OBJECTIVE: Turn the data below into a numbered list, one line per item, leaving out any blank lines.

Records:
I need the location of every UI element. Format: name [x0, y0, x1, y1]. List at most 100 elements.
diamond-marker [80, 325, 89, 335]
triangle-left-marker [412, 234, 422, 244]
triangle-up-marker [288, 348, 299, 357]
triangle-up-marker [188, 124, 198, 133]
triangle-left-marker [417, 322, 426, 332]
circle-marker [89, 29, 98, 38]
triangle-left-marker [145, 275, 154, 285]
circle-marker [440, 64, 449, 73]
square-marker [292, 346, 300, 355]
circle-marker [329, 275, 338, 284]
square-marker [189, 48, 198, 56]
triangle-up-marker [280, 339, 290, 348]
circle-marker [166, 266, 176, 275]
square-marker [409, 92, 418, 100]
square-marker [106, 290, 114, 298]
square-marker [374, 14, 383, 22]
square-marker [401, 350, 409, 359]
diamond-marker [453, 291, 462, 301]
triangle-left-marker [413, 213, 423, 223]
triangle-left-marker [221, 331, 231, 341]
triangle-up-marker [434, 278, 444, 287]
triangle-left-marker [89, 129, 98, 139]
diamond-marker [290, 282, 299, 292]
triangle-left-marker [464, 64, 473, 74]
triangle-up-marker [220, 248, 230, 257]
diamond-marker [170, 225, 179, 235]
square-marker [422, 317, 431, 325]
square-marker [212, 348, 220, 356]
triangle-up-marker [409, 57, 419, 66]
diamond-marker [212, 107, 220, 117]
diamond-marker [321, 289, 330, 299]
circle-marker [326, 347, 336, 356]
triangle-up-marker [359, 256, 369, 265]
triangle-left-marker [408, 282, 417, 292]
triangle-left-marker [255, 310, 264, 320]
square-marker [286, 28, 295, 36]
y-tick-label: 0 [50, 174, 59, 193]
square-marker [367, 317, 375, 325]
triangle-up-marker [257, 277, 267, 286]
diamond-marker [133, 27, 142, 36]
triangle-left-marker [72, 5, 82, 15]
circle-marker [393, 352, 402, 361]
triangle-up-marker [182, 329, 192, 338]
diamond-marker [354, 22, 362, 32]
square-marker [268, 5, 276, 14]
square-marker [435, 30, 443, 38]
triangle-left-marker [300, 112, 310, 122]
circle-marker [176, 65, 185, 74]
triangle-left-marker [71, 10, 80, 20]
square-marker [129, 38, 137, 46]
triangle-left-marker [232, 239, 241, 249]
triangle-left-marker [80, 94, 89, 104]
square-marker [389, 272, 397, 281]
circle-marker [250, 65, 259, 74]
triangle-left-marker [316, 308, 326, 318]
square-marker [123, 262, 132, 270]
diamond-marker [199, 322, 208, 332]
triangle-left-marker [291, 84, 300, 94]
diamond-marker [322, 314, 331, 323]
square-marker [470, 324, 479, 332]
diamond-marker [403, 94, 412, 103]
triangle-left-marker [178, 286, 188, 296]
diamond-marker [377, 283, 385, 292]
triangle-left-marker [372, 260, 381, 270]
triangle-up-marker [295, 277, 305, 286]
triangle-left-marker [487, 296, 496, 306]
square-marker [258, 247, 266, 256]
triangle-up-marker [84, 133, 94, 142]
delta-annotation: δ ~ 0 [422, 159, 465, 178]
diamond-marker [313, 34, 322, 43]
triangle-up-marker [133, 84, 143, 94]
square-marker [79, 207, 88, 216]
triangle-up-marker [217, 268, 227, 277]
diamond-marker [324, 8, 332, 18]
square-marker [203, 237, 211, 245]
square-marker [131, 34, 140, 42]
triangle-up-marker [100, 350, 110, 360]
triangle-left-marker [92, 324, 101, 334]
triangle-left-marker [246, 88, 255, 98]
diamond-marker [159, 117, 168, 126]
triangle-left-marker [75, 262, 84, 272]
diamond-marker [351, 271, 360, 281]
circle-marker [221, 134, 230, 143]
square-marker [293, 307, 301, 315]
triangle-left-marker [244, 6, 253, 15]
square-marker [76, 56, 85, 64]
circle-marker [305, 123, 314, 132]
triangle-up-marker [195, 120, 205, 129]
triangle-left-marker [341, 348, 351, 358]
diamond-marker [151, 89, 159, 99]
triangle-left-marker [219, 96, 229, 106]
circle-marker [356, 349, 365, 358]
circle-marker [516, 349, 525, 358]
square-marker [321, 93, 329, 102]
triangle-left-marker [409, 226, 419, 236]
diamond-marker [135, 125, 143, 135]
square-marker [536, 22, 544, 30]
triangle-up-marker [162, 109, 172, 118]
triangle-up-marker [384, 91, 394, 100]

FULL RESPONSE:
1. I need the location of every UI element. Format: name [x0, y0, x1, y1]. List at most 100 elements.
2. diamond-marker [80, 325, 89, 335]
3. triangle-left-marker [412, 234, 422, 244]
4. triangle-up-marker [288, 348, 299, 357]
5. triangle-up-marker [188, 124, 198, 133]
6. triangle-left-marker [417, 322, 426, 332]
7. circle-marker [89, 29, 98, 38]
8. triangle-left-marker [145, 275, 154, 285]
9. circle-marker [440, 64, 449, 73]
10. square-marker [292, 346, 300, 355]
11. circle-marker [329, 275, 338, 284]
12. square-marker [189, 48, 198, 56]
13. triangle-up-marker [280, 339, 290, 348]
14. circle-marker [166, 266, 176, 275]
15. square-marker [409, 92, 418, 100]
16. square-marker [106, 290, 114, 298]
17. square-marker [374, 14, 383, 22]
18. square-marker [401, 350, 409, 359]
19. diamond-marker [453, 291, 462, 301]
20. triangle-left-marker [413, 213, 423, 223]
21. triangle-left-marker [221, 331, 231, 341]
22. triangle-up-marker [434, 278, 444, 287]
23. triangle-left-marker [89, 129, 98, 139]
24. diamond-marker [290, 282, 299, 292]
25. triangle-left-marker [464, 64, 473, 74]
26. triangle-up-marker [220, 248, 230, 257]
27. diamond-marker [170, 225, 179, 235]
28. square-marker [422, 317, 431, 325]
29. square-marker [212, 348, 220, 356]
30. triangle-up-marker [409, 57, 419, 66]
31. diamond-marker [212, 107, 220, 117]
32. diamond-marker [321, 289, 330, 299]
33. circle-marker [326, 347, 336, 356]
34. triangle-up-marker [359, 256, 369, 265]
35. triangle-left-marker [408, 282, 417, 292]
36. triangle-left-marker [255, 310, 264, 320]
37. square-marker [286, 28, 295, 36]
38. y-tick-label: 0 [50, 174, 59, 193]
39. square-marker [367, 317, 375, 325]
40. triangle-up-marker [257, 277, 267, 286]
41. diamond-marker [133, 27, 142, 36]
42. triangle-left-marker [72, 5, 82, 15]
43. circle-marker [393, 352, 402, 361]
44. triangle-up-marker [182, 329, 192, 338]
45. diamond-marker [354, 22, 362, 32]
46. square-marker [268, 5, 276, 14]
47. square-marker [435, 30, 443, 38]
48. triangle-left-marker [300, 112, 310, 122]
49. circle-marker [176, 65, 185, 74]
50. triangle-left-marker [71, 10, 80, 20]
51. square-marker [129, 38, 137, 46]
52. triangle-left-marker [232, 239, 241, 249]
53. triangle-left-marker [80, 94, 89, 104]
54. square-marker [389, 272, 397, 281]
55. circle-marker [250, 65, 259, 74]
56. triangle-left-marker [316, 308, 326, 318]
57. square-marker [123, 262, 132, 270]
58. diamond-marker [199, 322, 208, 332]
59. triangle-left-marker [291, 84, 300, 94]
60. diamond-marker [322, 314, 331, 323]
61. square-marker [470, 324, 479, 332]
62. diamond-marker [403, 94, 412, 103]
63. triangle-left-marker [178, 286, 188, 296]
64. diamond-marker [377, 283, 385, 292]
65. triangle-left-marker [372, 260, 381, 270]
66. triangle-up-marker [295, 277, 305, 286]
67. triangle-left-marker [487, 296, 496, 306]
68. square-marker [258, 247, 266, 256]
69. triangle-up-marker [84, 133, 94, 142]
70. delta-annotation: δ ~ 0 [422, 159, 465, 178]
71. diamond-marker [313, 34, 322, 43]
72. triangle-up-marker [133, 84, 143, 94]
73. square-marker [79, 207, 88, 216]
74. triangle-up-marker [217, 268, 227, 277]
75. diamond-marker [324, 8, 332, 18]
76. square-marker [203, 237, 211, 245]
77. square-marker [131, 34, 140, 42]
78. triangle-up-marker [100, 350, 110, 360]
79. triangle-left-marker [92, 324, 101, 334]
80. triangle-left-marker [246, 88, 255, 98]
81. diamond-marker [159, 117, 168, 126]
82. triangle-left-marker [75, 262, 84, 272]
83. diamond-marker [351, 271, 360, 281]
84. circle-marker [221, 134, 230, 143]
85. square-marker [293, 307, 301, 315]
86. triangle-left-marker [244, 6, 253, 15]
87. square-marker [76, 56, 85, 64]
88. circle-marker [305, 123, 314, 132]
89. triangle-up-marker [195, 120, 205, 129]
90. triangle-left-marker [341, 348, 351, 358]
91. diamond-marker [151, 89, 159, 99]
92. triangle-left-marker [219, 96, 229, 106]
93. circle-marker [356, 349, 365, 358]
94. circle-marker [516, 349, 525, 358]
95. square-marker [321, 93, 329, 102]
96. triangle-left-marker [409, 226, 419, 236]
97. diamond-marker [135, 125, 143, 135]
98. square-marker [536, 22, 544, 30]
99. triangle-up-marker [162, 109, 172, 118]
100. triangle-up-marker [384, 91, 394, 100]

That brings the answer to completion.